YOUR TASK:
Look through the material below for "jonizujące". Copy every line that contains it.

ENTRIES:

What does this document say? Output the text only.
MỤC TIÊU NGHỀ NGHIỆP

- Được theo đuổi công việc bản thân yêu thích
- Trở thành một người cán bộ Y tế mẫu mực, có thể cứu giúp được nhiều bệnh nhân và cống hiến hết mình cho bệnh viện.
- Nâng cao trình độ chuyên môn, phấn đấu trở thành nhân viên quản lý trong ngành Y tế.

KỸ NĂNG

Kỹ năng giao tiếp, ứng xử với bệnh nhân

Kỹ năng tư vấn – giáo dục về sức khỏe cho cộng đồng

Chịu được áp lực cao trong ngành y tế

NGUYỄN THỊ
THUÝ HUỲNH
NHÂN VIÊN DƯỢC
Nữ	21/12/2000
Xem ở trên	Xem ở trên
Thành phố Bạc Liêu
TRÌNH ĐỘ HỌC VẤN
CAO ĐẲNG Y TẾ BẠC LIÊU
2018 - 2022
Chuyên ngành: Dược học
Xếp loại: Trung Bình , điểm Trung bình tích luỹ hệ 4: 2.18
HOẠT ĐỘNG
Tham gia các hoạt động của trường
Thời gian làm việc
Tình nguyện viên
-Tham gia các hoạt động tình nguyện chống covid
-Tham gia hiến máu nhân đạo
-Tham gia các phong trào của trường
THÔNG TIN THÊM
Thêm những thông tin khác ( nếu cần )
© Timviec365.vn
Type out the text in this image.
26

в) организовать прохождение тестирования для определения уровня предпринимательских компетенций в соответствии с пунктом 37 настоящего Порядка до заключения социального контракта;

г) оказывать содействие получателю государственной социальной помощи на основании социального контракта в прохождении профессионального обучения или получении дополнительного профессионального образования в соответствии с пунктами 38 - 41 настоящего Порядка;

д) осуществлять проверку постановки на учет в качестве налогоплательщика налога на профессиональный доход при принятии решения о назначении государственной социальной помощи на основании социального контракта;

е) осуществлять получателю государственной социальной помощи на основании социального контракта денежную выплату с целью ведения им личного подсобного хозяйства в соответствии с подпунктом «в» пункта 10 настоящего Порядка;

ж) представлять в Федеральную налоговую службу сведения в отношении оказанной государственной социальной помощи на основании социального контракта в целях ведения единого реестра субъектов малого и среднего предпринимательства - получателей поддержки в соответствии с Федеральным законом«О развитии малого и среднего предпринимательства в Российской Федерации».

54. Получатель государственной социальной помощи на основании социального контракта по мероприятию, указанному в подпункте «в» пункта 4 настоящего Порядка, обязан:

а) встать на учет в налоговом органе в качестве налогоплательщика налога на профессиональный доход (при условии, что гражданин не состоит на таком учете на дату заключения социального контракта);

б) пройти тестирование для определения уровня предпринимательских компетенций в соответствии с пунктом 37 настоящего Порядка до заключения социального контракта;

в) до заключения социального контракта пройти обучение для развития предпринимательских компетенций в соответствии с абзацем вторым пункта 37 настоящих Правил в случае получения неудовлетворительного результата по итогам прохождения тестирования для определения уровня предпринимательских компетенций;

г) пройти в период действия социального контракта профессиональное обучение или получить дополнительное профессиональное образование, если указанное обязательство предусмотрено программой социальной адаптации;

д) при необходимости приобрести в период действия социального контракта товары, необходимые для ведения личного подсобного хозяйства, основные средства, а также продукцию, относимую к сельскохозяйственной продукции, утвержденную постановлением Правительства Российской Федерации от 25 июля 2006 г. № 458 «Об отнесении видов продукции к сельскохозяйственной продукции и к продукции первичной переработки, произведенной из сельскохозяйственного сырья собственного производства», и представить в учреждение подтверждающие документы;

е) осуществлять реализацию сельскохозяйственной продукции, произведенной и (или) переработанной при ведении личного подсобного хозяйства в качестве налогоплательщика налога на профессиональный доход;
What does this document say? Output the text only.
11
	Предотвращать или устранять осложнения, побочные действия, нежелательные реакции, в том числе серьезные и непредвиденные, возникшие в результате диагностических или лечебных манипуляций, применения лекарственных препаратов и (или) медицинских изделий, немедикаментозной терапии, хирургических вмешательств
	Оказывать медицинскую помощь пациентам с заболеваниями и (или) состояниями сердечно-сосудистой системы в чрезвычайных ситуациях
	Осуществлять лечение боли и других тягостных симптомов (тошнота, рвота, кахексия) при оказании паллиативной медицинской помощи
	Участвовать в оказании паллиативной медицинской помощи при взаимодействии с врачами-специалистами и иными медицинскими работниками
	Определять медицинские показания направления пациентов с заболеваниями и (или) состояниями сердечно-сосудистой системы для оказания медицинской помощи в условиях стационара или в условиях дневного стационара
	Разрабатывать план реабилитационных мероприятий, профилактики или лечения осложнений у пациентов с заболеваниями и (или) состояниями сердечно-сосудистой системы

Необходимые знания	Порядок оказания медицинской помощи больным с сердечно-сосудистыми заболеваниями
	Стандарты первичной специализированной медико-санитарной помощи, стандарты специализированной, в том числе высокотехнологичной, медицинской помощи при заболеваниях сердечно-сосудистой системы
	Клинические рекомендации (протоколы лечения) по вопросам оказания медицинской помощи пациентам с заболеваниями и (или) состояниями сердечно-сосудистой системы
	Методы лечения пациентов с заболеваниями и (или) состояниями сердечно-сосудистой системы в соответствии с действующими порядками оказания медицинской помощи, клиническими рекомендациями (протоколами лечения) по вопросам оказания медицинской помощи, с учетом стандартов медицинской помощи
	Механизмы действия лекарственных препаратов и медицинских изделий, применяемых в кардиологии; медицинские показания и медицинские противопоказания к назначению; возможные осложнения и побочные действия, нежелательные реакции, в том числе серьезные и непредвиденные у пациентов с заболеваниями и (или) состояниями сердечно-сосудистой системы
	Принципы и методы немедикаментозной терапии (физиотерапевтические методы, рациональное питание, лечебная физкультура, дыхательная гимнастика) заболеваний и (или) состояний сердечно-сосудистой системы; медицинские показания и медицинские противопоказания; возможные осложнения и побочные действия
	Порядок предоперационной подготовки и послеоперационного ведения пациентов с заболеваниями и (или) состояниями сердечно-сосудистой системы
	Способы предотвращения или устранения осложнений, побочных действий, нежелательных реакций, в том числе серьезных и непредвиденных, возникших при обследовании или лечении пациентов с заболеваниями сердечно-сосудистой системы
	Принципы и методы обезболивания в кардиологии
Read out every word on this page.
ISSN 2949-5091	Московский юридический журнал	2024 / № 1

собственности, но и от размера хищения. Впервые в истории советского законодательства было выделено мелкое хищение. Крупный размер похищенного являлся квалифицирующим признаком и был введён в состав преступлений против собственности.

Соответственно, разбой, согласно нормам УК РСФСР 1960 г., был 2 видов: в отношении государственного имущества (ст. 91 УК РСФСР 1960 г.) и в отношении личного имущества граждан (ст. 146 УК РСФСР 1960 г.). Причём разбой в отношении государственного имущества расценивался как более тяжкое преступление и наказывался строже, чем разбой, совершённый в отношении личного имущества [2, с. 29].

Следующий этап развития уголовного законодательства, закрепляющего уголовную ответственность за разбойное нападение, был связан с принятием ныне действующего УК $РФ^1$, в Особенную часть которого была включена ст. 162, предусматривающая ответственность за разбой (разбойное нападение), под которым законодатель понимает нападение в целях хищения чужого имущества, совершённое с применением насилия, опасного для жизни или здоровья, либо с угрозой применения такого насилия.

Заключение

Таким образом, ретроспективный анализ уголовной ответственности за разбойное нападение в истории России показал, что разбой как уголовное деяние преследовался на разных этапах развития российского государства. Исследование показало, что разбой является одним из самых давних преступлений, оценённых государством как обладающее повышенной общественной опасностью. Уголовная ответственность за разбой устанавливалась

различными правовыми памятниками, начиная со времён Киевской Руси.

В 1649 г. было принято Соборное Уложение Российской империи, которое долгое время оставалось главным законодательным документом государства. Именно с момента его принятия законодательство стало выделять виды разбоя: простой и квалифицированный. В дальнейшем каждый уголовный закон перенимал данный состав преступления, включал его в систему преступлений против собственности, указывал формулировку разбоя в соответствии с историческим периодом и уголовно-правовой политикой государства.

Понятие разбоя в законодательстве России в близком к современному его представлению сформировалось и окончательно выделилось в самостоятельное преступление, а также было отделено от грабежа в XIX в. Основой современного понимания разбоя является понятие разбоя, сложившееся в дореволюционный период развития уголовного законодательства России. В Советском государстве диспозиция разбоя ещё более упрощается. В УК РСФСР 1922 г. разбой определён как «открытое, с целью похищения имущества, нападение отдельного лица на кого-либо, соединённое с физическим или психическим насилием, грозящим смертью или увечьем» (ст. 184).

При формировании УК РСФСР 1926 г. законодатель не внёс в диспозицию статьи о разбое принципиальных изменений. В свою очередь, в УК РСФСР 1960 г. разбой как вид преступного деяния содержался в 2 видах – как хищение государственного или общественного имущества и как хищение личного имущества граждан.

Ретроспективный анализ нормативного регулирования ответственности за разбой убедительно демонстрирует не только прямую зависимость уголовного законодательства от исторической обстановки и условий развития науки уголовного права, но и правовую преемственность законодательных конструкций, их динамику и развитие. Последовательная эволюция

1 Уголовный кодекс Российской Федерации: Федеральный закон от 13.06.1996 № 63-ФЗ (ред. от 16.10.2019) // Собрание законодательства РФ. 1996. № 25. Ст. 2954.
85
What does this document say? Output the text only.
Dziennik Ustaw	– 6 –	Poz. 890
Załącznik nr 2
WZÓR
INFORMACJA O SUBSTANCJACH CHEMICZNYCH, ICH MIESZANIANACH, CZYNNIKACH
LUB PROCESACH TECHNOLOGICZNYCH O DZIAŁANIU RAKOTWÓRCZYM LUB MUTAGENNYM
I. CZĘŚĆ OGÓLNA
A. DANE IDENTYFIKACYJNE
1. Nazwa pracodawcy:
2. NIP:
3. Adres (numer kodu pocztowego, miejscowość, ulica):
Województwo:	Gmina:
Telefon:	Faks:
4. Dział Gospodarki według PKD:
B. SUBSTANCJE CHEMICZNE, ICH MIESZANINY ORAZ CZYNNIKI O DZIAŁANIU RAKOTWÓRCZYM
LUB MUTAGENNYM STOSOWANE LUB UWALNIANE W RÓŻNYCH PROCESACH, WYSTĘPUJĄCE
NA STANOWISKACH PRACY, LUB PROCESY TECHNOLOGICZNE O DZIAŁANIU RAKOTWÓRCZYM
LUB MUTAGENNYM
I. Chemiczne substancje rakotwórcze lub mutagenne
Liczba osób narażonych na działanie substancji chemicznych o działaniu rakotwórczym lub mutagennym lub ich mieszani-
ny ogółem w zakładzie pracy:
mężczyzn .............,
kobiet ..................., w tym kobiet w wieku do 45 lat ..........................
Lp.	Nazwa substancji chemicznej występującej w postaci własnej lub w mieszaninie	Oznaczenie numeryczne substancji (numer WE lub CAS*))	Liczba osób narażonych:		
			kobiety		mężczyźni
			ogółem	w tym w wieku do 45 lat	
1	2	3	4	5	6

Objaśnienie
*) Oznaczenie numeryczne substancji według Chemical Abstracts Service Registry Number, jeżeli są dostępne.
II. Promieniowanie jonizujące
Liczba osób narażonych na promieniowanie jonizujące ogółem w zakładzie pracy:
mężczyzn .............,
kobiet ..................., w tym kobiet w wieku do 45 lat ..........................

EXERCISE RESPONSE:
II. Promieniowanie jonizujące
Liczba osób narażonych na promieniowanie jonizujące ogółem w zakładzie pracy:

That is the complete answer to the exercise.